Retype the whole listing, please, keeping every line exact and dropping the pictures.

[start INFORMATION GIVEN]

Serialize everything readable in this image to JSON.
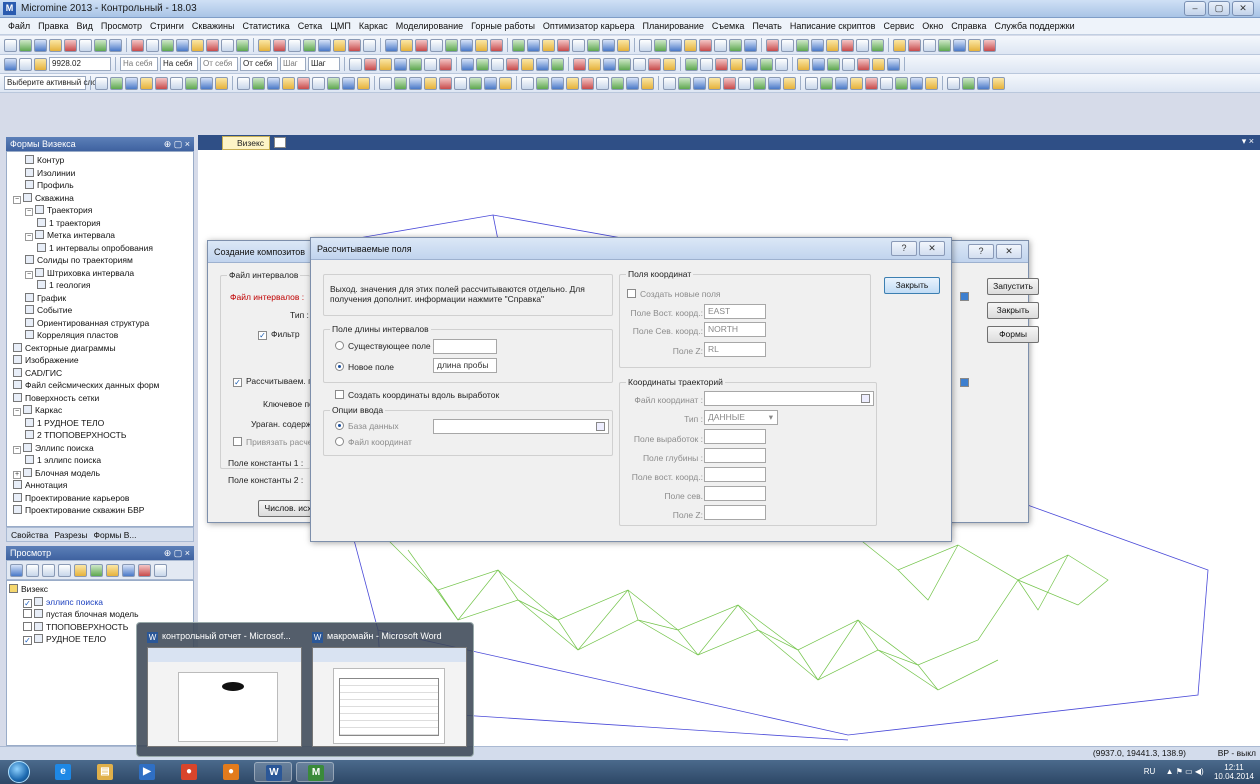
{
  "window": {
    "title": "Micromine 2013 - Контрольный - 18.03",
    "app_icon": "M",
    "buttons": [
      "–",
      "▢",
      "✕"
    ]
  },
  "menu": [
    "Файл",
    "Правка",
    "Вид",
    "Просмотр",
    "Стринги",
    "Скважины",
    "Статистика",
    "Сетка",
    "ЦМП",
    "Каркас",
    "Моделирование",
    "Горные работы",
    "Оптимизатор карьера",
    "Планирование",
    "Съемка",
    "Печать",
    "Написание скриптов",
    "Сервис",
    "Окно",
    "Справка",
    "Служба поддержки"
  ],
  "toolbar2": {
    "coord_value": "9928.02",
    "chips": [
      "На себя",
      "На себя",
      "От себя",
      "От себя",
      "Шаг",
      "Шаг"
    ]
  },
  "toolbar3": {
    "active_layer": "Выберите активный слой"
  },
  "forms_panel": {
    "title": "Формы Визекса",
    "items": [
      {
        "label": "Контур",
        "indent": 1
      },
      {
        "label": "Изолинии",
        "indent": 1
      },
      {
        "label": "Профиль",
        "indent": 1
      },
      {
        "label": "Скважина",
        "indent": 0,
        "exp": "−"
      },
      {
        "label": "Траектория",
        "indent": 1,
        "exp": "−"
      },
      {
        "label": "1 траектория",
        "indent": 2
      },
      {
        "label": "Метка интервала",
        "indent": 1,
        "exp": "−"
      },
      {
        "label": "1 интервалы опробования",
        "indent": 2
      },
      {
        "label": "Солиды по траекториям",
        "indent": 1
      },
      {
        "label": "Штриховка интервала",
        "indent": 1,
        "exp": "−"
      },
      {
        "label": "1 геология",
        "indent": 2
      },
      {
        "label": "График",
        "indent": 1
      },
      {
        "label": "Событие",
        "indent": 1
      },
      {
        "label": "Ориентированная структура",
        "indent": 1
      },
      {
        "label": "Корреляция пластов",
        "indent": 1
      },
      {
        "label": "Секторные диаграммы",
        "indent": 0
      },
      {
        "label": "Изображение",
        "indent": 0
      },
      {
        "label": "CAD/ГИС",
        "indent": 0
      },
      {
        "label": "Файл сейсмических данных форм",
        "indent": 0
      },
      {
        "label": "Поверхность сетки",
        "indent": 0
      },
      {
        "label": "Каркас",
        "indent": 0,
        "exp": "−"
      },
      {
        "label": "1 РУДНОЕ ТЕЛО",
        "indent": 1
      },
      {
        "label": "2 ТПОПОВЕРХНОСТЬ",
        "indent": 1
      },
      {
        "label": "Эллипс поиска",
        "indent": 0,
        "exp": "−"
      },
      {
        "label": "1 эллипс поиска",
        "indent": 1
      },
      {
        "label": "Блочная модель",
        "indent": 0,
        "exp": "+"
      },
      {
        "label": "Аннотация",
        "indent": 0
      },
      {
        "label": "Проектирование карьеров",
        "indent": 0
      },
      {
        "label": "Проектирование скважин БВР",
        "indent": 0
      }
    ],
    "tabs": [
      "Свойства",
      "Разрезы",
      "Формы В..."
    ]
  },
  "view_panel": {
    "title": "Просмотр",
    "root": "Визекс",
    "items": [
      {
        "label": "эллипс поиска",
        "checked": true,
        "blue": true
      },
      {
        "label": "пустая блочная модель",
        "checked": false,
        "blue": false
      },
      {
        "label": "ТПОПОВЕРХНОСТЬ",
        "checked": false,
        "blue": false
      },
      {
        "label": "РУДНОЕ ТЕЛО",
        "checked": true,
        "blue": false
      }
    ]
  },
  "doc_tab": {
    "label": "Визекс",
    "close": "×"
  },
  "composite_dialog": {
    "title": "Создание композитов",
    "file_section": "Файл интервалов",
    "file_label": "Файл интервалов :",
    "type_label": "Тип :",
    "filter_label": "Фильтр",
    "calc_label": "Рассчитываем. п",
    "key_field": "Ключевое поле :",
    "uragan": "Ураган. содерж :",
    "bind": "Привязать расче",
    "const1": "Поле константы 1 :",
    "const2": "Поле константы 2 :",
    "num_button": "Числов. исх",
    "run_button": "Запустить",
    "close_button": "Закрыть",
    "forms_button": "Формы"
  },
  "calc_dialog": {
    "title": "Рассчитываемые поля",
    "info": "Выход. значения для этих полей рассчитываются отдельно. Для получения дополнит. информации нажмите \"Справка\"",
    "length_group": "Поле длины интервалов",
    "existing_field": "Существующее поле",
    "new_field": "Новое поле",
    "new_field_value": "длина пробы",
    "create_coords": "Создать координаты вдоль выработок",
    "input_options": "Опции ввода",
    "database": "База данных",
    "coord_file": "Файл координат",
    "coord_group": "Поля координат",
    "create_new_fields": "Создать новые поля",
    "east_label": "Поле Вост. коорд.:",
    "east_value": "EAST",
    "north_label": "Поле Сев. коорд.:",
    "north_value": "NORTH",
    "z_label": "Поле Z:",
    "z_value": "RL",
    "traj_group": "Координаты траекторий",
    "traj_file": "Файл координат :",
    "traj_type": "Тип :",
    "traj_type_value": "ДАННЫЕ",
    "traj_workings": "Поле выработок :",
    "traj_depth": "Поле глубины :",
    "traj_east": "Поле вост. коорд.:",
    "traj_north": "Поле сев.",
    "traj_z": "Поле Z:",
    "close_button": "Закрыть"
  },
  "thumbnails": [
    {
      "title": "контрольный отчет - Microsof...",
      "icon": "W"
    },
    {
      "title": "макромайн - Microsoft Word",
      "icon": "W"
    }
  ],
  "status": {
    "coords": "(9937.0, 19441.3, 138.9)",
    "mode": "ВР - выкл"
  },
  "tray": {
    "lang": "RU",
    "time": "12:11",
    "date": "10.04.2014"
  },
  "taskbar_apps": [
    {
      "name": "ie",
      "glyph": "e",
      "color": "#1e88e5"
    },
    {
      "name": "explorer",
      "glyph": "▤",
      "color": "#e0b04a"
    },
    {
      "name": "media",
      "glyph": "▶",
      "color": "#2f6fc4"
    },
    {
      "name": "chrome",
      "glyph": "●",
      "color": "#d9452b"
    },
    {
      "name": "firefox",
      "glyph": "●",
      "color": "#e27b1d"
    },
    {
      "name": "word",
      "glyph": "W",
      "color": "#2b5797"
    },
    {
      "name": "micromine",
      "glyph": "M",
      "color": "#3a8a3a"
    }
  ]
}
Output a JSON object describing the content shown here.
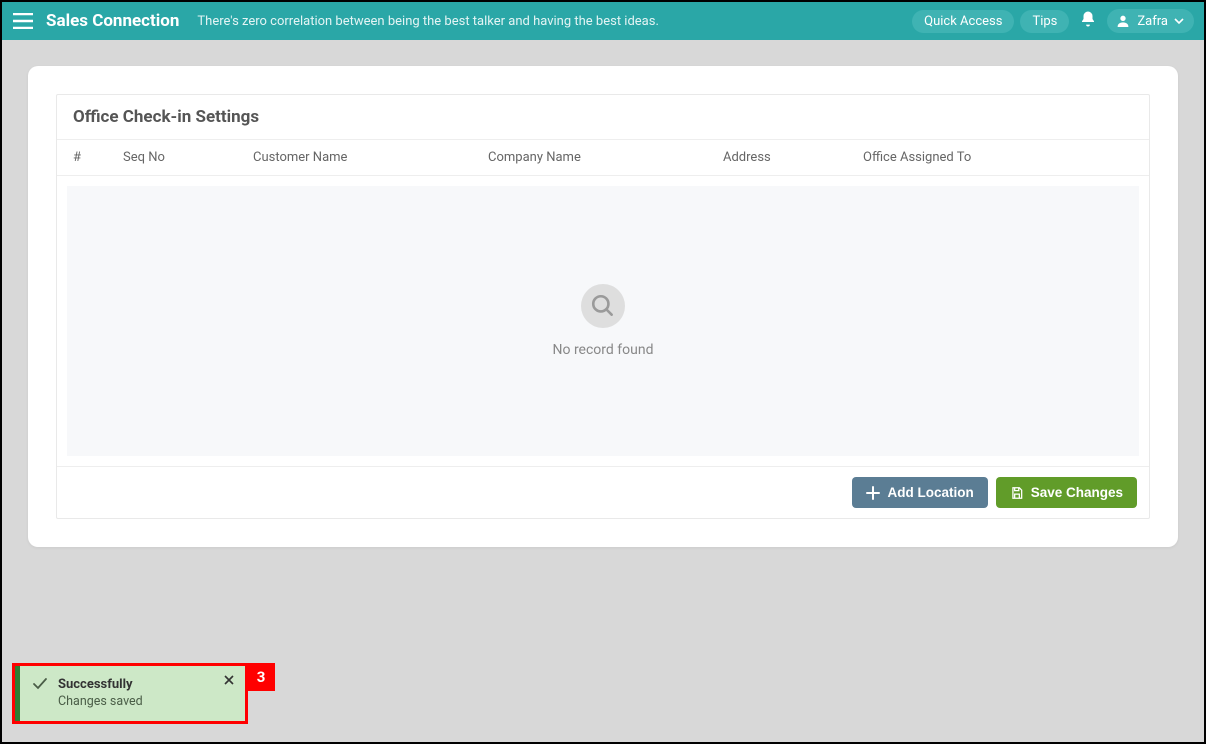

[end INFORMATION GIVEN]

*SOLUTION TO THE PROBLEM:*
Serialize everything readable in this image to JSON.
{
  "window": {
    "title": "Micromine 2013 - Контрольный - 18.03",
    "app_icon": "M",
    "buttons": [
      "–",
      "▢",
      "✕"
    ]
  },
  "menu": [
    "Файл",
    "Правка",
    "Вид",
    "Просмотр",
    "Стринги",
    "Скважины",
    "Статистика",
    "Сетка",
    "ЦМП",
    "Каркас",
    "Моделирование",
    "Горные работы",
    "Оптимизатор карьера",
    "Планирование",
    "Съемка",
    "Печать",
    "Написание скриптов",
    "Сервис",
    "Окно",
    "Справка",
    "Служба поддержки"
  ],
  "toolbar2": {
    "coord_value": "9928.02",
    "chips": [
      "На себя",
      "На себя",
      "От себя",
      "От себя",
      "Шаг",
      "Шаг"
    ]
  },
  "toolbar3": {
    "active_layer": "Выберите активный слой"
  },
  "forms_panel": {
    "title": "Формы Визекса",
    "items": [
      {
        "label": "Контур",
        "indent": 1
      },
      {
        "label": "Изолинии",
        "indent": 1
      },
      {
        "label": "Профиль",
        "indent": 1
      },
      {
        "label": "Скважина",
        "indent": 0,
        "exp": "−"
      },
      {
        "label": "Траектория",
        "indent": 1,
        "exp": "−"
      },
      {
        "label": "1 траектория",
        "indent": 2
      },
      {
        "label": "Метка интервала",
        "indent": 1,
        "exp": "−"
      },
      {
        "label": "1 интервалы опробования",
        "indent": 2
      },
      {
        "label": "Солиды по траекториям",
        "indent": 1
      },
      {
        "label": "Штриховка интервала",
        "indent": 1,
        "exp": "−"
      },
      {
        "label": "1 геология",
        "indent": 2
      },
      {
        "label": "График",
        "indent": 1
      },
      {
        "label": "Событие",
        "indent": 1
      },
      {
        "label": "Ориентированная структура",
        "indent": 1
      },
      {
        "label": "Корреляция пластов",
        "indent": 1
      },
      {
        "label": "Секторные диаграммы",
        "indent": 0
      },
      {
        "label": "Изображение",
        "indent": 0
      },
      {
        "label": "CAD/ГИС",
        "indent": 0
      },
      {
        "label": "Файл сейсмических данных форм",
        "indent": 0
      },
      {
        "label": "Поверхность сетки",
        "indent": 0
      },
      {
        "label": "Каркас",
        "indent": 0,
        "exp": "−"
      },
      {
        "label": "1 РУДНОЕ ТЕЛО",
        "indent": 1
      },
      {
        "label": "2 ТПОПОВЕРХНОСТЬ",
        "indent": 1
      },
      {
        "label": "Эллипс поиска",
        "indent": 0,
        "exp": "−"
      },
      {
        "label": "1 эллипс поиска",
        "indent": 1
      },
      {
        "label": "Блочная модель",
        "indent": 0,
        "exp": "+"
      },
      {
        "label": "Аннотация",
        "indent": 0
      },
      {
        "label": "Проектирование карьеров",
        "indent": 0
      },
      {
        "label": "Проектирование скважин БВР",
        "indent": 0
      }
    ],
    "tabs": [
      "Свойства",
      "Разрезы",
      "Формы В..."
    ]
  },
  "view_panel": {
    "title": "Просмотр",
    "root": "Визекс",
    "items": [
      {
        "label": "эллипс поиска",
        "checked": true,
        "blue": true
      },
      {
        "label": "пустая блочная модель",
        "checked": false,
        "blue": false
      },
      {
        "label": "ТПОПОВЕРХНОСТЬ",
        "checked": false,
        "blue": false
      },
      {
        "label": "РУДНОЕ ТЕЛО",
        "checked": true,
        "blue": false
      }
    ]
  },
  "doc_tab": {
    "label": "Визекс",
    "close": "×"
  },
  "composite_dialog": {
    "title": "Создание композитов",
    "file_section": "Файл интервалов",
    "file_label": "Файл интервалов :",
    "type_label": "Тип :",
    "filter_label": "Фильтр",
    "calc_label": "Рассчитываем. п",
    "key_field": "Ключевое поле :",
    "uragan": "Ураган. содерж :",
    "bind": "Привязать расче",
    "const1": "Поле константы 1 :",
    "const2": "Поле константы 2 :",
    "num_button": "Числов. исх",
    "run_button": "Запустить",
    "close_button": "Закрыть",
    "forms_button": "Формы"
  },
  "calc_dialog": {
    "title": "Рассчитываемые поля",
    "info": "Выход. значения для этих полей рассчитываются отдельно. Для получения дополнит. информации нажмите \"Справка\"",
    "length_group": "Поле длины интервалов",
    "existing_field": "Существующее поле",
    "new_field": "Новое поле",
    "new_field_value": "длина пробы",
    "create_coords": "Создать координаты вдоль выработок",
    "input_options": "Опции ввода",
    "database": "База данных",
    "coord_file": "Файл координат",
    "coord_group": "Поля координат",
    "create_new_fields": "Создать новые поля",
    "east_label": "Поле Вост. коорд.:",
    "east_value": "EAST",
    "north_label": "Поле Сев. коорд.:",
    "north_value": "NORTH",
    "z_label": "Поле Z:",
    "z_value": "RL",
    "traj_group": "Координаты траекторий",
    "traj_file": "Файл координат :",
    "traj_type": "Тип :",
    "traj_type_value": "ДАННЫЕ",
    "traj_workings": "Поле выработок :",
    "traj_depth": "Поле глубины :",
    "traj_east": "Поле вост. коорд.:",
    "traj_north": "Поле сев.",
    "traj_z": "Поле Z:",
    "close_button": "Закрыть"
  },
  "thumbnails": [
    {
      "title": "контрольный отчет - Microsof...",
      "icon": "W"
    },
    {
      "title": "макромайн - Microsoft Word",
      "icon": "W"
    }
  ],
  "status": {
    "coords": "(9937.0, 19441.3, 138.9)",
    "mode": "ВР - выкл"
  },
  "tray": {
    "lang": "RU",
    "time": "12:11",
    "date": "10.04.2014"
  },
  "taskbar_apps": [
    {
      "name": "ie",
      "glyph": "e",
      "color": "#1e88e5"
    },
    {
      "name": "explorer",
      "glyph": "▤",
      "color": "#e0b04a"
    },
    {
      "name": "media",
      "glyph": "▶",
      "color": "#2f6fc4"
    },
    {
      "name": "chrome",
      "glyph": "●",
      "color": "#d9452b"
    },
    {
      "name": "firefox",
      "glyph": "●",
      "color": "#e27b1d"
    },
    {
      "name": "word",
      "glyph": "W",
      "color": "#2b5797"
    },
    {
      "name": "micromine",
      "glyph": "M",
      "color": "#3a8a3a"
    }
  ]
}
Output a JSON object describing the content shown here.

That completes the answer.